**Records excerpted from a collection**.
## start
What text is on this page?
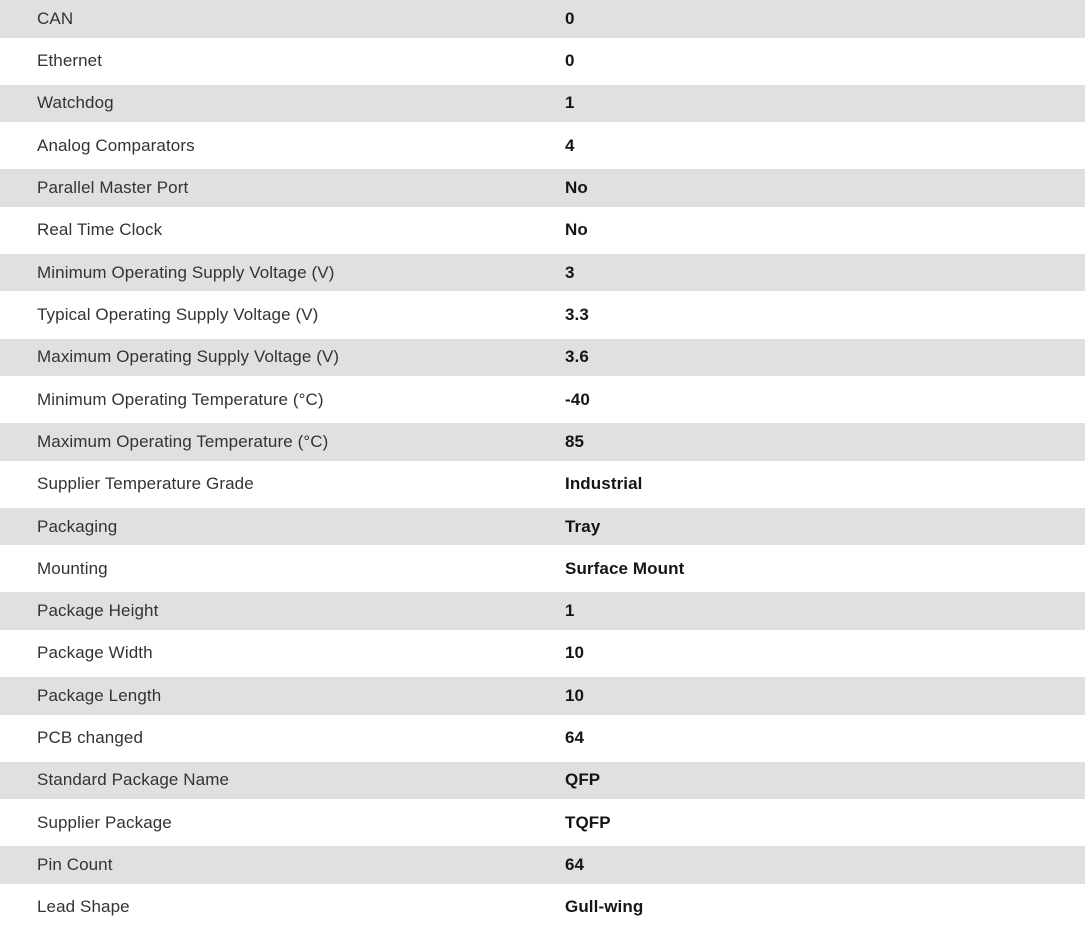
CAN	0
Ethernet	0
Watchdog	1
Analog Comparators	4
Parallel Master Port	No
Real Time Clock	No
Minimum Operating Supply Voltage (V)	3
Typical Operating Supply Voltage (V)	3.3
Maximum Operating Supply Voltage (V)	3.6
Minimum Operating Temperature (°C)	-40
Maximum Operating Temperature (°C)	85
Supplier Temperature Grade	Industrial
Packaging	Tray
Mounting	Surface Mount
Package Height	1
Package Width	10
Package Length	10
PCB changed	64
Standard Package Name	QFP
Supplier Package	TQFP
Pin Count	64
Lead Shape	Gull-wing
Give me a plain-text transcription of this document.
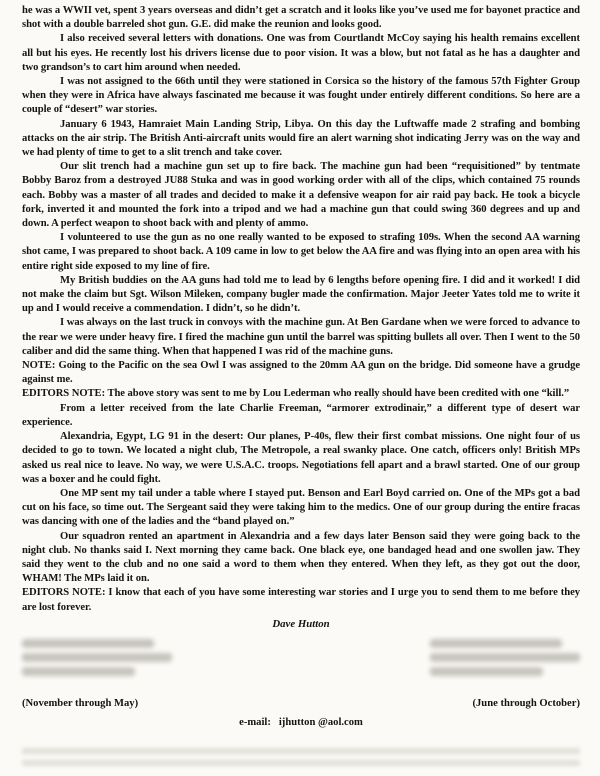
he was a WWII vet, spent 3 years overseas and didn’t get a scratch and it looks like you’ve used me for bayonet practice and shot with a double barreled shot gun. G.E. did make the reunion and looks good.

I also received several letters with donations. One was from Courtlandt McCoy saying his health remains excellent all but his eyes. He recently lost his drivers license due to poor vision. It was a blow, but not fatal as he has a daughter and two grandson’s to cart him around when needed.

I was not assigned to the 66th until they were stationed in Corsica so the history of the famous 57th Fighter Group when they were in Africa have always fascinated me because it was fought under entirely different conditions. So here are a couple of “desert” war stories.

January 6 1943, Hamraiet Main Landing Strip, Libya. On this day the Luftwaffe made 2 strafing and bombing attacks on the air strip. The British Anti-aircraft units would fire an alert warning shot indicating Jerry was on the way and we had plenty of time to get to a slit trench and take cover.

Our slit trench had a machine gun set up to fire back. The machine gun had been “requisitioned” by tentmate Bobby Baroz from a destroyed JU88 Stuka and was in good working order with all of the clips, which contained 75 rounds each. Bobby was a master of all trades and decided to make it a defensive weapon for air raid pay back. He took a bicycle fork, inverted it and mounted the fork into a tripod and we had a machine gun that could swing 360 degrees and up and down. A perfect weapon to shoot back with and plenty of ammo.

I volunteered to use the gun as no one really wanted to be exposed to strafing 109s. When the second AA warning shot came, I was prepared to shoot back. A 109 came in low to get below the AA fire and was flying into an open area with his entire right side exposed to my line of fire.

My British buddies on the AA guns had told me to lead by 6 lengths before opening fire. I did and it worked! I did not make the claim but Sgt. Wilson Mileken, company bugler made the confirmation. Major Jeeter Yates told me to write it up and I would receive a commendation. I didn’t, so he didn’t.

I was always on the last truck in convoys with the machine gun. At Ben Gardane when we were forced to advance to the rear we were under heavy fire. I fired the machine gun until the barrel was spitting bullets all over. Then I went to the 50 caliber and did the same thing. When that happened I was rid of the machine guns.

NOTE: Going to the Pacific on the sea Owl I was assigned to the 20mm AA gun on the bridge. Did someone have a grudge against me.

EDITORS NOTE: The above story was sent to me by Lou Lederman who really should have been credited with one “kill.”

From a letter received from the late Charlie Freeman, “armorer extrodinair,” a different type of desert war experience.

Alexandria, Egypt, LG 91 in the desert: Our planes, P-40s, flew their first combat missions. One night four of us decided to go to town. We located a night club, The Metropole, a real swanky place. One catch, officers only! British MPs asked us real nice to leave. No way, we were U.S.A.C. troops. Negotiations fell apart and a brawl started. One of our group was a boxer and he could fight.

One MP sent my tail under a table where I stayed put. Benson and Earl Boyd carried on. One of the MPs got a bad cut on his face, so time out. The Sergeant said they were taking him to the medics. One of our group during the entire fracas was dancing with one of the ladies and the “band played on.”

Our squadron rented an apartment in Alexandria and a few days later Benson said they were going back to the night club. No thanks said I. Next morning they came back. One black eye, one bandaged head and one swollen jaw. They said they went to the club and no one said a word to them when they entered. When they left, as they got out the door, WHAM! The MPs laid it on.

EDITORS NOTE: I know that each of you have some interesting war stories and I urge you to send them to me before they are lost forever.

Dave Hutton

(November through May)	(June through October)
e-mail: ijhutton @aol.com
## end
## start
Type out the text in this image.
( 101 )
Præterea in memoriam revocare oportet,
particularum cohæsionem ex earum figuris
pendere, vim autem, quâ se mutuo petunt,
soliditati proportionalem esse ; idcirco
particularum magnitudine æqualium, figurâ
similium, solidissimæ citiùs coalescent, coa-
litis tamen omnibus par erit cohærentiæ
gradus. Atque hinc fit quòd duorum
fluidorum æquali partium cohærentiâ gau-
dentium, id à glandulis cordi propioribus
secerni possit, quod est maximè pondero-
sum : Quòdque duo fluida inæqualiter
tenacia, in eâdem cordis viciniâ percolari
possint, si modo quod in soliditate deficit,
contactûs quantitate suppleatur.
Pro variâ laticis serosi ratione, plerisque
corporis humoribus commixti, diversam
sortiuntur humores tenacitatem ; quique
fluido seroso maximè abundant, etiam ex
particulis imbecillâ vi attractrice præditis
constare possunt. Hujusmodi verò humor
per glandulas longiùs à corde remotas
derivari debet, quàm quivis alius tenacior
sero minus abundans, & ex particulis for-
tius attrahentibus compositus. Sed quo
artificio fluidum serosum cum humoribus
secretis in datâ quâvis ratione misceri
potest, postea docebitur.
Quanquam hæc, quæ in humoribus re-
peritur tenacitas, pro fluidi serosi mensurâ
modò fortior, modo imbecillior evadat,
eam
## end
## start
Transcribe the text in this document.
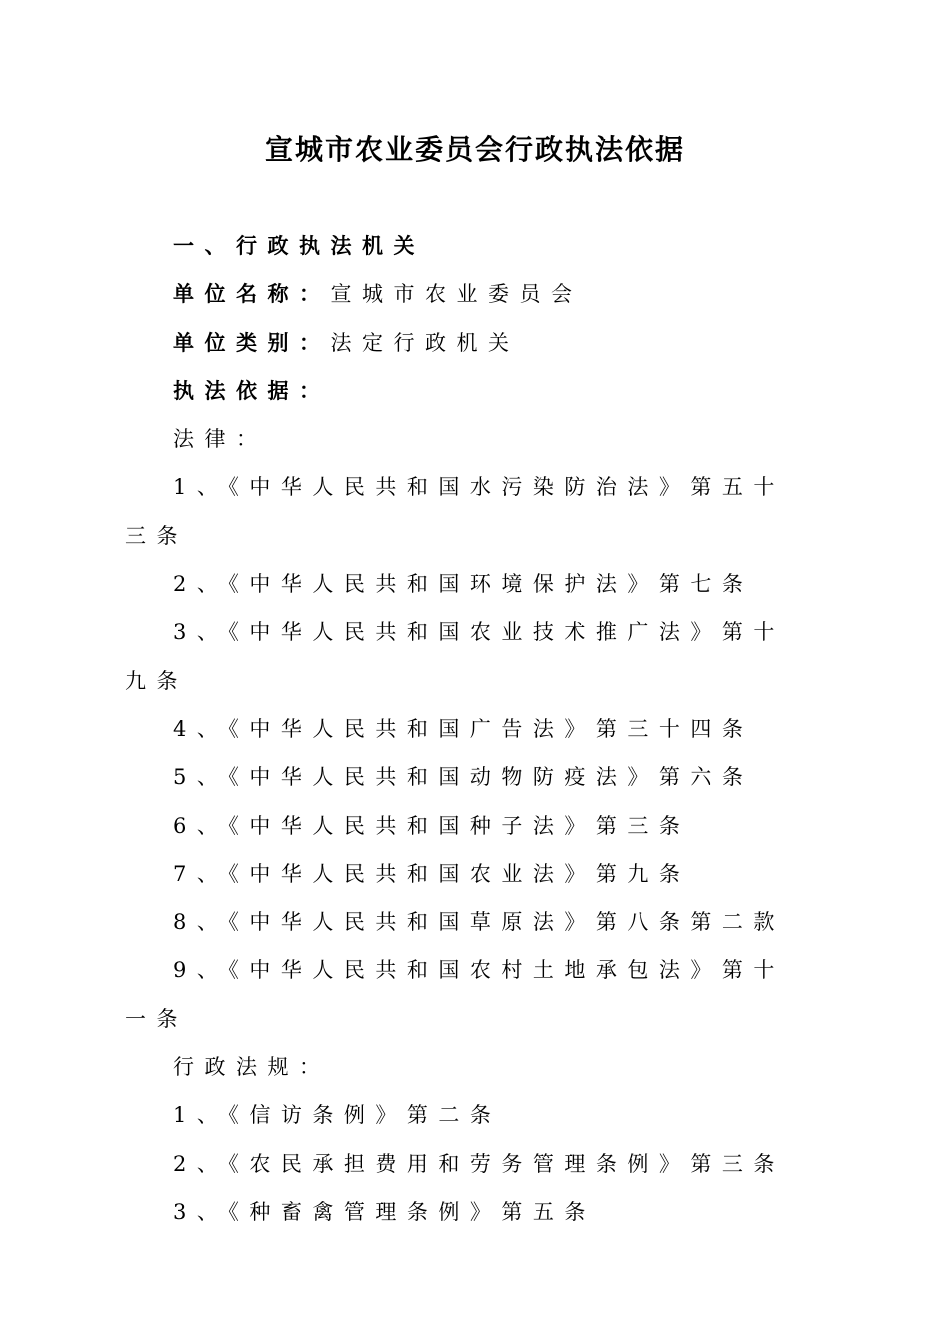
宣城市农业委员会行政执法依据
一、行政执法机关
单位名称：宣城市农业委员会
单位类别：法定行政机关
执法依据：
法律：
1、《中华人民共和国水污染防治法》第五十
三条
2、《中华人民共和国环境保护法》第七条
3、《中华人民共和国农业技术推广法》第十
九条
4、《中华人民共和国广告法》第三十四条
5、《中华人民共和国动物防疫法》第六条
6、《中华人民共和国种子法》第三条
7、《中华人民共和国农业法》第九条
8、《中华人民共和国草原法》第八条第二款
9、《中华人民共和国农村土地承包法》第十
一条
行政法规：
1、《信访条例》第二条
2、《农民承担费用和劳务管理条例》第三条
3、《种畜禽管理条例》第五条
## end
**TASK OBJECTIVE**.
Tally the lines of the material above that contain the word "them" and report the total alone.

**COMPLETED EXERCISE**.
2